• _WHAT TO DO_: Reproduce each line that includes the word "structured".

Dataset listings of figures:
++++
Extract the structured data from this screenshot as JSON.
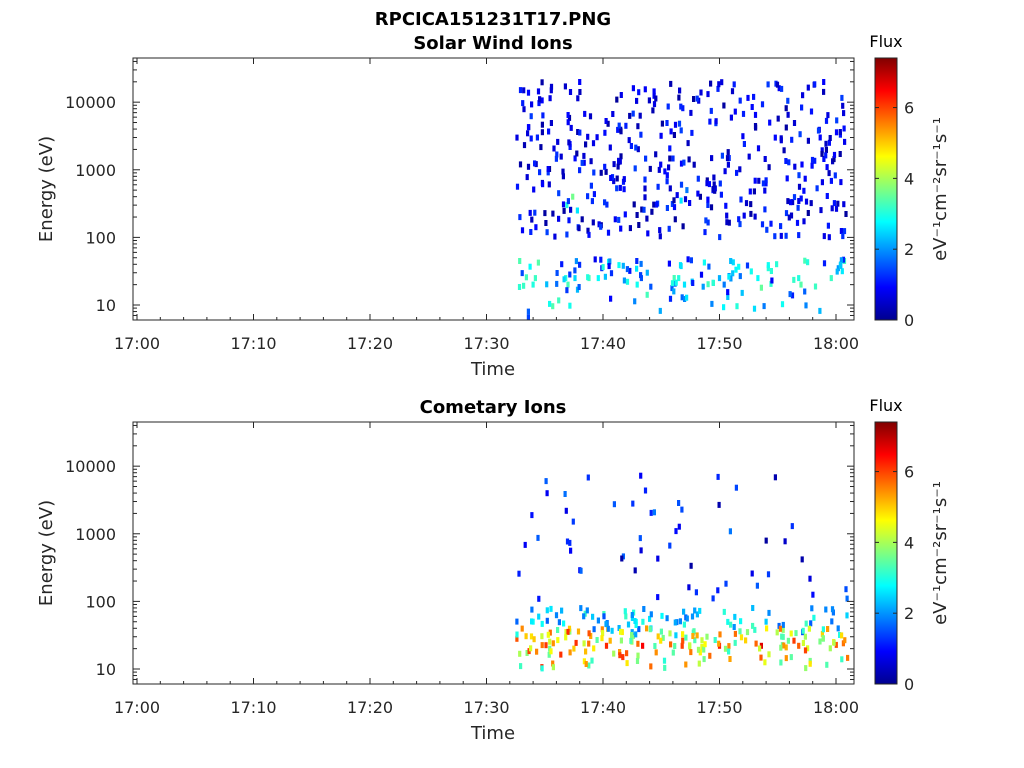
{
  "figure_title": "RPCICA151231T17.PNG",
  "chart_data": [
    {
      "type": "heatmap",
      "title": "Solar Wind Ions",
      "xlabel": "Time",
      "ylabel": "Energy (eV)",
      "x_ticks": [
        "17:00",
        "17:10",
        "17:20",
        "17:30",
        "17:40",
        "17:50",
        "18:00"
      ],
      "y_scale": "log",
      "y_ticks": [
        "10",
        "100",
        "1000",
        "10000"
      ],
      "ylim": [
        6,
        45000
      ],
      "colorbar": {
        "title": "Flux",
        "unit": "eV⁻¹cm⁻²sr⁻¹s⁻¹",
        "ticks": [
          "0",
          "2",
          "4",
          "6"
        ],
        "range": [
          0,
          7.4
        ]
      },
      "data_window": {
        "start": "17:32",
        "end": "18:01"
      },
      "cells": [
        {
          "t": "17:33.6",
          "e": 8,
          "v": 1.6
        },
        {
          "t": "17:33.6",
          "e": 6.5,
          "v": 1.4
        },
        {
          "t": "17:34.0",
          "e": 20,
          "v": 3.0
        },
        {
          "t": "17:34.2",
          "e": 25,
          "v": 3.2
        },
        {
          "t": "17:36.8",
          "e": 25,
          "v": 3.0
        },
        {
          "t": "17:37.0",
          "e": 20,
          "v": 3.3
        },
        {
          "t": "17:37.6",
          "e": 25,
          "v": 2.5
        },
        {
          "t": "17:39.6",
          "e": 25,
          "v": 2.8
        },
        {
          "t": "17:39.9",
          "e": 35,
          "v": 1.2
        },
        {
          "t": "17:43.3",
          "e": 25,
          "v": 1.5
        },
        {
          "t": "17:43.8",
          "e": 30,
          "v": 2.2
        },
        {
          "t": "17:46.5",
          "e": 25,
          "v": 3.0
        },
        {
          "t": "17:47.0",
          "e": 20,
          "v": 2.6
        },
        {
          "t": "17:50.0",
          "e": 25,
          "v": 2.2
        },
        {
          "t": "17:50.4",
          "e": 20,
          "v": 1.8
        },
        {
          "t": "17:53.3",
          "e": 25,
          "v": 2.8
        },
        {
          "t": "17:53.6",
          "e": 18,
          "v": 3.5
        },
        {
          "t": "17:56.8",
          "e": 25,
          "v": 3.0
        },
        {
          "t": "17:57.0",
          "e": 20,
          "v": 3.4
        },
        {
          "t": "17:59.6",
          "e": 25,
          "v": 3.2
        },
        {
          "t": "18:00.2",
          "e": 35,
          "v": 2.0
        },
        {
          "t": "17:36.9",
          "e": 300,
          "v": 3.0
        },
        {
          "t": "17:37.4",
          "e": 400,
          "v": 3.6
        },
        {
          "t": "17:37.8",
          "e": 250,
          "v": 2.6
        },
        {
          "t": "17:46.7",
          "e": 350,
          "v": 2.6
        },
        {
          "t": "17:47.2",
          "e": 500,
          "v": 1.8
        }
      ]
    },
    {
      "type": "heatmap",
      "title": "Cometary Ions",
      "xlabel": "Time",
      "ylabel": "Energy (eV)",
      "x_ticks": [
        "17:00",
        "17:10",
        "17:20",
        "17:30",
        "17:40",
        "17:50",
        "18:00"
      ],
      "y_scale": "log",
      "y_ticks": [
        "10",
        "100",
        "1000",
        "10000"
      ],
      "ylim": [
        6,
        45000
      ],
      "colorbar": {
        "title": "Flux",
        "unit": "eV⁻¹cm⁻²sr⁻¹s⁻¹",
        "ticks": [
          "0",
          "2",
          "4",
          "6"
        ],
        "range": [
          0,
          7.4
        ]
      },
      "data_window": {
        "start": "17:32",
        "end": "18:01"
      },
      "cells": [
        {
          "t": "17:34.3",
          "e": 18,
          "v": 5.5
        },
        {
          "t": "17:37.5",
          "e": 20,
          "v": 5.0
        },
        {
          "t": "17:40.3",
          "e": 22,
          "v": 6.2
        },
        {
          "t": "17:43.4",
          "e": 22,
          "v": 6.5
        },
        {
          "t": "17:46.8",
          "e": 22,
          "v": 6.0
        },
        {
          "t": "17:50.0",
          "e": 22,
          "v": 6.3
        },
        {
          "t": "17:53.6",
          "e": 22,
          "v": 6.7
        },
        {
          "t": "17:56.8",
          "e": 22,
          "v": 5.8
        },
        {
          "t": "17:59.8",
          "e": 25,
          "v": 4.8
        },
        {
          "t": "17:34.0",
          "e": 50,
          "v": 2.8
        },
        {
          "t": "17:44.0",
          "e": 55,
          "v": 2.6
        },
        {
          "t": "17:54.0",
          "e": 50,
          "v": 2.4
        }
      ]
    }
  ]
}
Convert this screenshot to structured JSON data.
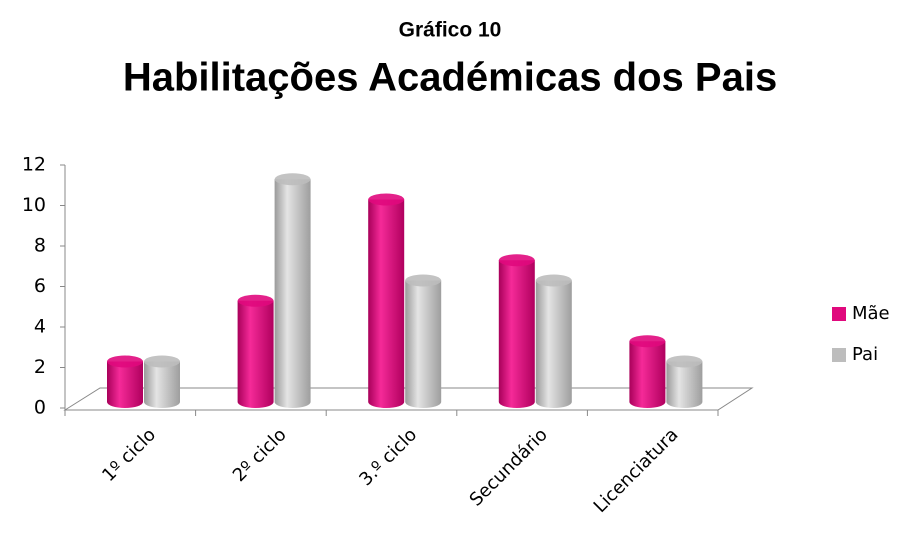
{
  "chart_data": {
    "type": "bar3d",
    "title": "Gráfico 10",
    "subtitle": "Habilitações Académicas dos Pais",
    "categories": [
      "1º  ciclo",
      "2º ciclo",
      "3.º ciclo",
      "Secundário",
      "Licenciatura"
    ],
    "series": [
      {
        "name": "Mãe",
        "color": "#e0097d",
        "values": [
          2,
          5,
          10,
          7,
          3
        ]
      },
      {
        "name": "Pai",
        "color": "#bdbdbd",
        "values": [
          2,
          11,
          6,
          6,
          2
        ]
      }
    ],
    "ylim": [
      0,
      12
    ],
    "yticks": [
      0,
      2,
      4,
      6,
      8,
      10,
      12
    ],
    "grid": false,
    "legend": "right"
  }
}
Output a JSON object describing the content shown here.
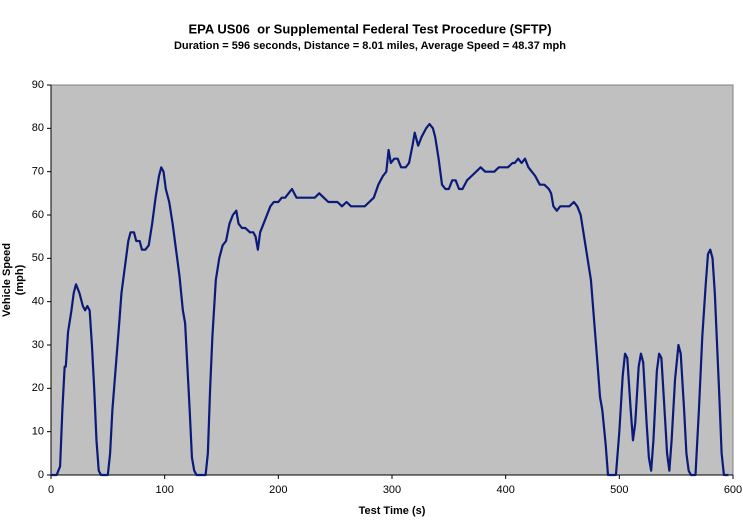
{
  "chart_data": {
    "type": "line",
    "title": "EPA US06  or Supplemental Federal Test Procedure (SFTP)",
    "subtitle": "Duration = 596 seconds, Distance = 8.01 miles, Average Speed = 48.37 mph",
    "xlabel": "Test Time (s)",
    "ylabel": [
      "Vehicle Speed",
      "(mph)"
    ],
    "xlim": [
      0,
      600
    ],
    "xticks": [
      0,
      100,
      200,
      300,
      400,
      500,
      600
    ],
    "ylim": [
      0,
      90
    ],
    "yticks": [
      0,
      10,
      20,
      30,
      40,
      50,
      60,
      70,
      80,
      90
    ],
    "grid": false,
    "background": "#c0c0c0",
    "x": [
      0,
      5,
      8,
      10,
      12,
      13,
      15,
      18,
      20,
      22,
      25,
      28,
      30,
      32,
      34,
      36,
      38,
      40,
      42,
      44,
      50,
      52,
      54,
      57,
      60,
      62,
      65,
      68,
      70,
      73,
      75,
      78,
      80,
      83,
      86,
      89,
      92,
      95,
      97,
      99,
      101,
      104,
      107,
      110,
      113,
      116,
      118,
      120,
      122,
      124,
      126,
      128,
      136,
      138,
      140,
      142,
      145,
      148,
      151,
      154,
      157,
      160,
      163,
      165,
      168,
      171,
      175,
      178,
      180,
      182,
      184,
      187,
      190,
      193,
      196,
      200,
      203,
      206,
      209,
      212,
      214,
      216,
      220,
      224,
      228,
      232,
      236,
      240,
      244,
      248,
      252,
      256,
      260,
      264,
      268,
      272,
      276,
      280,
      284,
      288,
      292,
      295,
      297,
      299,
      302,
      305,
      308,
      312,
      315,
      318,
      320,
      323,
      326,
      330,
      333,
      336,
      338,
      341,
      344,
      347,
      350,
      353,
      356,
      359,
      362,
      366,
      370,
      374,
      378,
      382,
      386,
      390,
      394,
      398,
      402,
      406,
      408,
      411,
      414,
      417,
      420,
      423,
      426,
      430,
      434,
      438,
      440,
      442,
      445,
      448,
      452,
      456,
      460,
      463,
      466,
      469,
      472,
      475,
      478,
      481,
      483,
      485,
      488,
      490,
      497,
      500,
      503,
      505,
      507,
      510,
      512,
      514,
      517,
      519,
      521,
      524,
      526,
      528,
      530,
      533,
      535,
      537,
      540,
      542,
      544,
      546,
      549,
      552,
      554,
      557,
      559,
      561,
      563,
      567,
      570,
      573,
      576,
      578,
      580,
      582,
      584,
      586,
      588,
      590,
      592,
      596
    ],
    "series": [
      {
        "name": "Vehicle Speed",
        "color": "#0a1a78",
        "values": [
          0,
          0,
          2,
          15,
          25,
          25,
          33,
          38,
          42,
          44,
          42,
          39,
          38,
          39,
          38,
          30,
          20,
          8,
          1,
          0,
          0,
          5,
          15,
          25,
          35,
          42,
          48,
          54,
          56,
          56,
          54,
          54,
          52,
          52,
          53,
          58,
          64,
          69,
          71,
          70,
          66,
          63,
          58,
          52,
          46,
          38,
          35,
          25,
          15,
          4,
          1,
          0,
          0,
          5,
          20,
          32,
          45,
          50,
          53,
          54,
          58,
          60,
          61,
          58,
          57,
          57,
          56,
          56,
          55,
          52,
          56,
          58,
          60,
          62,
          63,
          63,
          64,
          64,
          65,
          66,
          65,
          64,
          64,
          64,
          64,
          64,
          65,
          64,
          63,
          63,
          63,
          62,
          63,
          62,
          62,
          62,
          62,
          63,
          64,
          67,
          69,
          70,
          75,
          72,
          73,
          73,
          71,
          71,
          72,
          76,
          79,
          76,
          78,
          80,
          81,
          80,
          78,
          73,
          67,
          66,
          66,
          68,
          68,
          66,
          66,
          68,
          69,
          70,
          71,
          70,
          70,
          70,
          71,
          71,
          71,
          72,
          72,
          73,
          72,
          73,
          71,
          70,
          69,
          67,
          67,
          66,
          65,
          62,
          61,
          62,
          62,
          62,
          63,
          62,
          60,
          55,
          50,
          45,
          35,
          25,
          18,
          15,
          7,
          0,
          0,
          10,
          23,
          28,
          27,
          15,
          8,
          12,
          25,
          28,
          26,
          12,
          4,
          1,
          8,
          24,
          28,
          27,
          14,
          5,
          1,
          8,
          22,
          30,
          28,
          15,
          5,
          1,
          0,
          0,
          15,
          32,
          44,
          51,
          52,
          50,
          42,
          30,
          18,
          5,
          0,
          0
        ]
      }
    ]
  }
}
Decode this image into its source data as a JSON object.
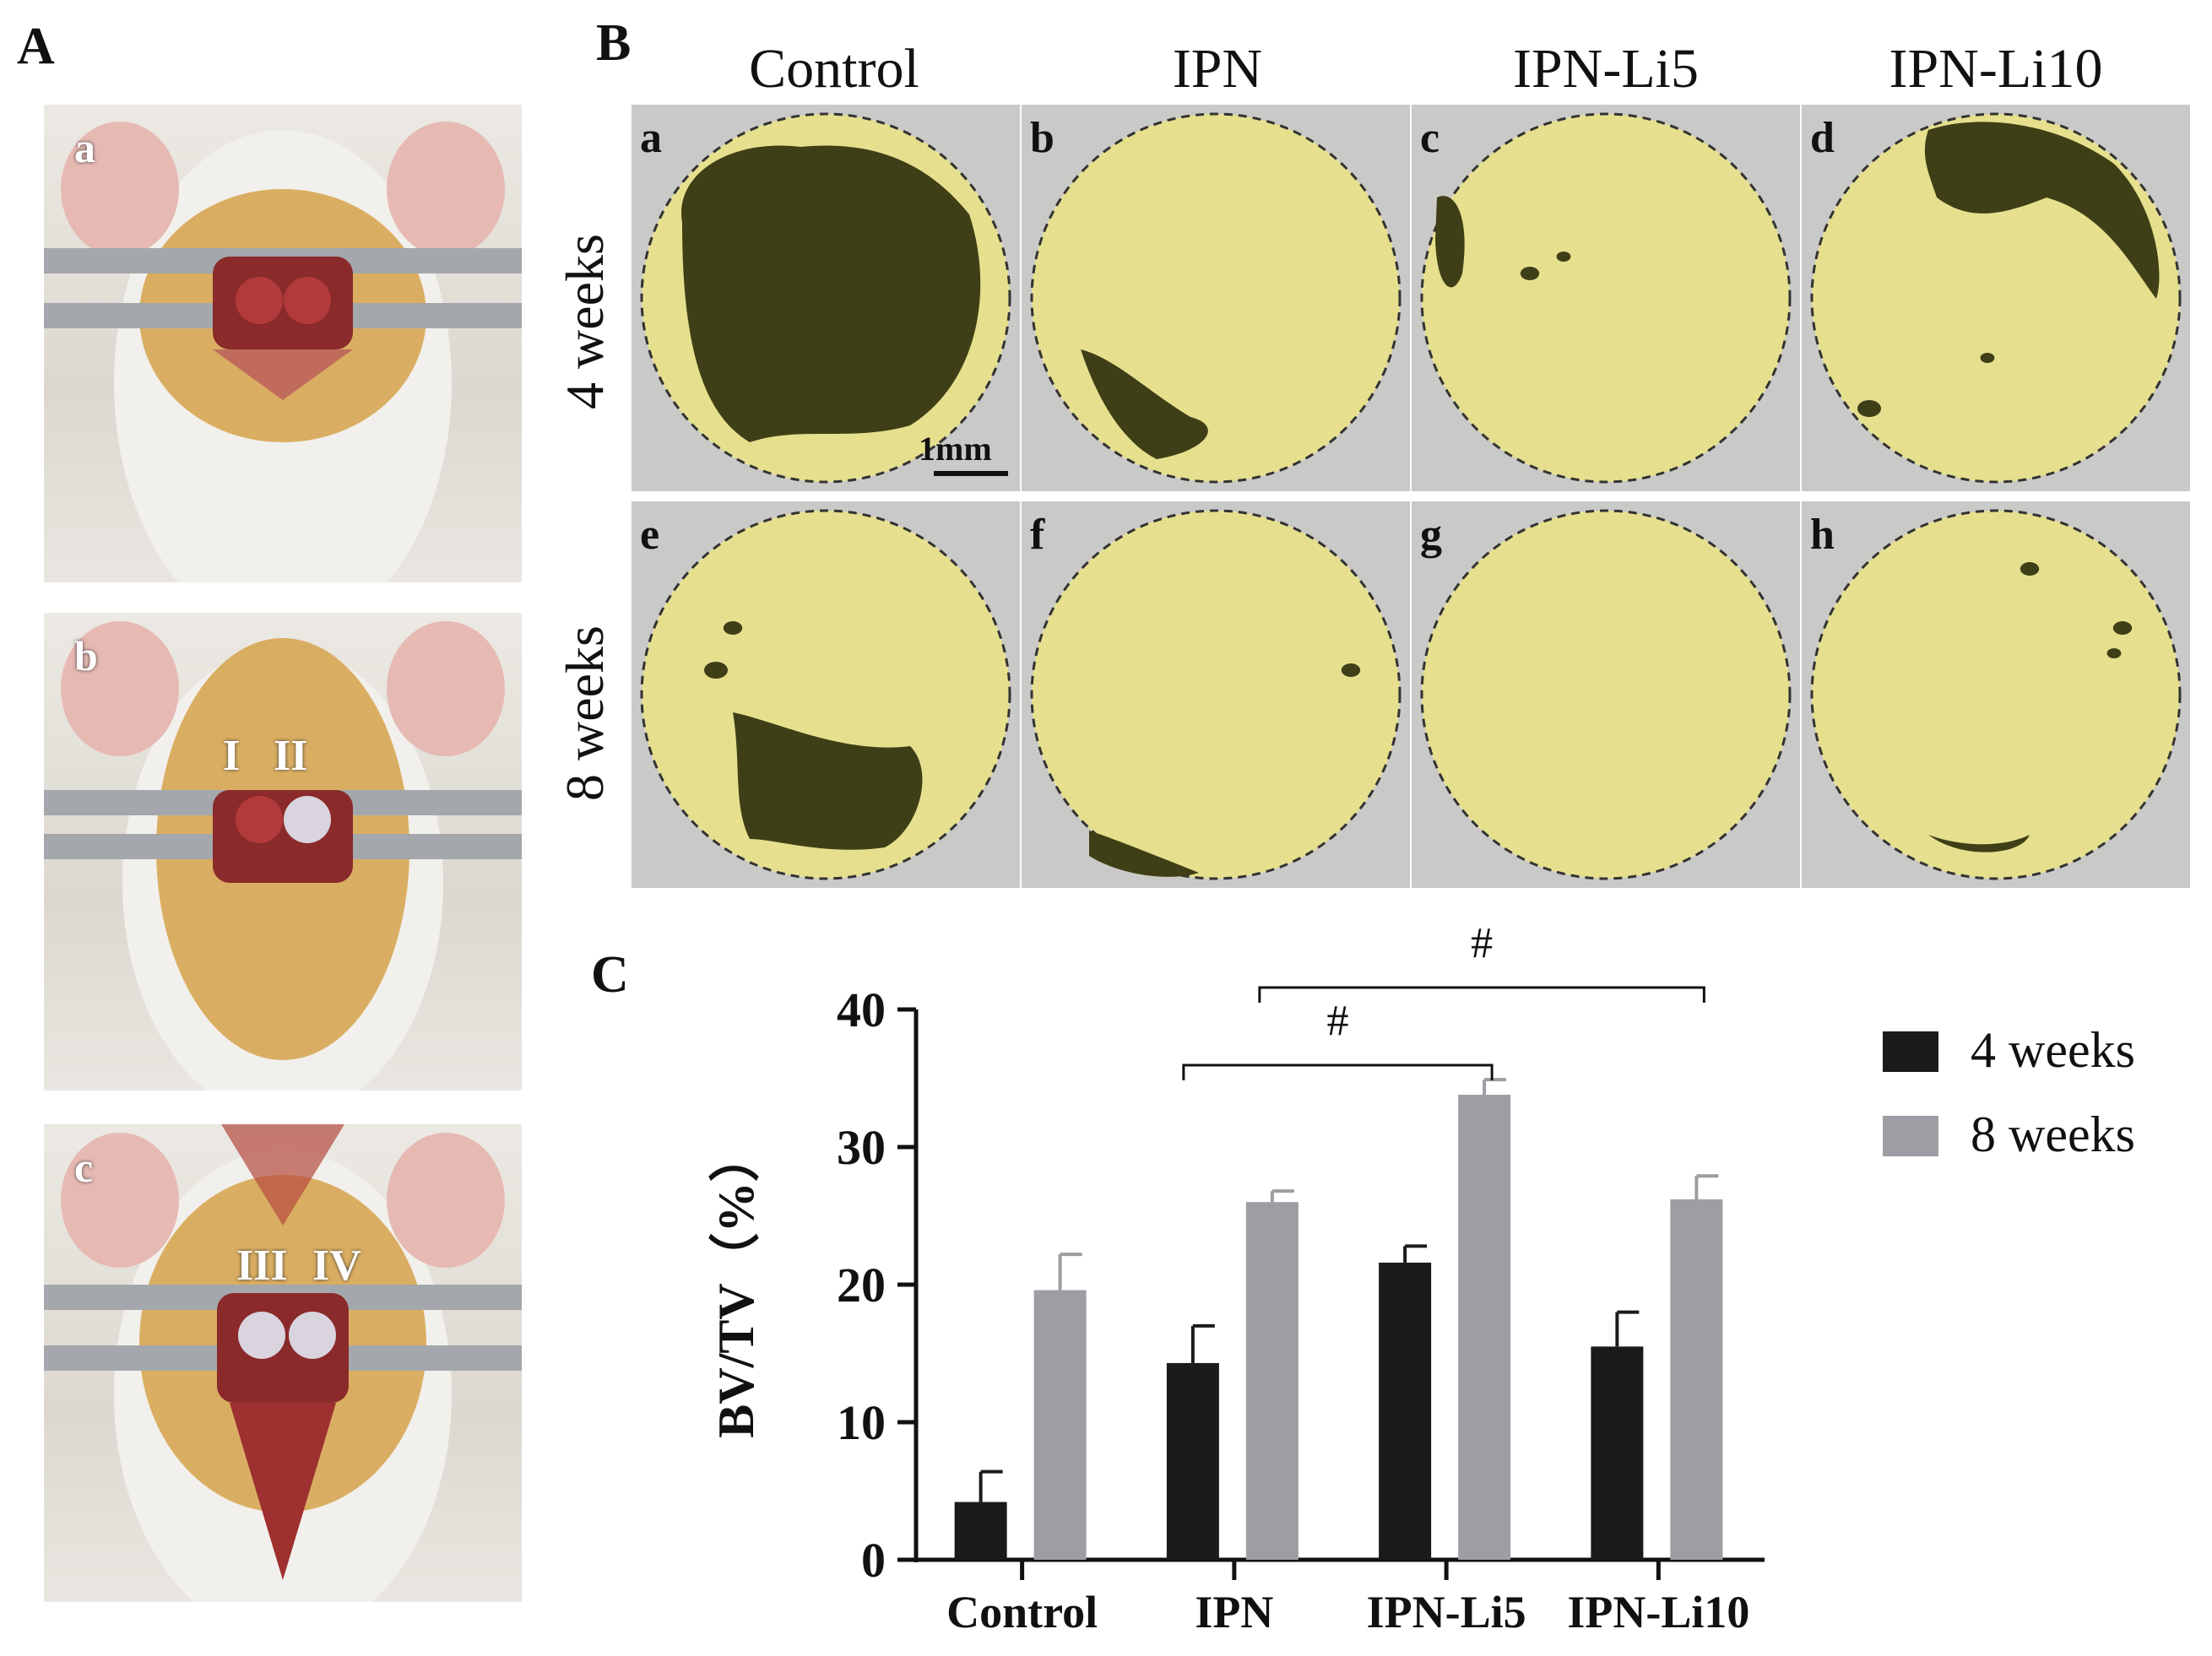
++++
• _ANSWER TO THIS TASK_:
Extract the structured data from this screenshot as JSON.
Convert this screenshot to structured JSON data.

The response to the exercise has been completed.